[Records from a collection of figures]
--- BEGIN ---
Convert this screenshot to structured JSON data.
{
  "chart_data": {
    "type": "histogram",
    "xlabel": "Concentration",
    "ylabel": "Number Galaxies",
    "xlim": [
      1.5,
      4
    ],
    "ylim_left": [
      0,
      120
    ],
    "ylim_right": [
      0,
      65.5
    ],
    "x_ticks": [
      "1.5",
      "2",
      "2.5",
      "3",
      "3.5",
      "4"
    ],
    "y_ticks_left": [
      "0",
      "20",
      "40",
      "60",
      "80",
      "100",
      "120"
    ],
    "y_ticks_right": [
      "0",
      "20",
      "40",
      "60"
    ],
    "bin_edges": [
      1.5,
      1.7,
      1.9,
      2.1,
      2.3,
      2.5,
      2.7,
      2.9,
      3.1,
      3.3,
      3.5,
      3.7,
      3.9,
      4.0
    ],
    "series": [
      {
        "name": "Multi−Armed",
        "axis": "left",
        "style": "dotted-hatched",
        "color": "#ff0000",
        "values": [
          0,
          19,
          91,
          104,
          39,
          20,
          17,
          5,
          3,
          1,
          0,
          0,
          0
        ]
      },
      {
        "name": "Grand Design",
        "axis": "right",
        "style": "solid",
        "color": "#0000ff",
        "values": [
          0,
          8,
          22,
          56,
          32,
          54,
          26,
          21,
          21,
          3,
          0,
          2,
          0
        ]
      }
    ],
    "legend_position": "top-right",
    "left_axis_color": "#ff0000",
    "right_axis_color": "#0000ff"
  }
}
--- END ---
Write out all the entries exactly.

Convert this screenshot to structured JSON data.
{
  "chart_data": {
    "type": "histogram",
    "xlabel": "Concentration",
    "ylabel": "Number Galaxies",
    "xlim": [
      1.5,
      4
    ],
    "ylim_left": [
      0,
      120
    ],
    "ylim_right": [
      0,
      65.5
    ],
    "x_ticks": [
      "1.5",
      "2",
      "2.5",
      "3",
      "3.5",
      "4"
    ],
    "y_ticks_left": [
      "0",
      "20",
      "40",
      "60",
      "80",
      "100",
      "120"
    ],
    "y_ticks_right": [
      "0",
      "20",
      "40",
      "60"
    ],
    "bin_edges": [
      1.5,
      1.7,
      1.9,
      2.1,
      2.3,
      2.5,
      2.7,
      2.9,
      3.1,
      3.3,
      3.5,
      3.7,
      3.9,
      4.0
    ],
    "series": [
      {
        "name": "Multi−Armed",
        "axis": "left",
        "style": "dotted-hatched",
        "color": "#ff0000",
        "values": [
          0,
          19,
          91,
          104,
          39,
          20,
          17,
          5,
          3,
          1,
          0,
          0,
          0
        ]
      },
      {
        "name": "Grand Design",
        "axis": "right",
        "style": "solid",
        "color": "#0000ff",
        "values": [
          0,
          8,
          22,
          56,
          32,
          54,
          26,
          21,
          21,
          3,
          0,
          2,
          0
        ]
      }
    ],
    "legend_position": "top-right",
    "left_axis_color": "#ff0000",
    "right_axis_color": "#0000ff"
  }
}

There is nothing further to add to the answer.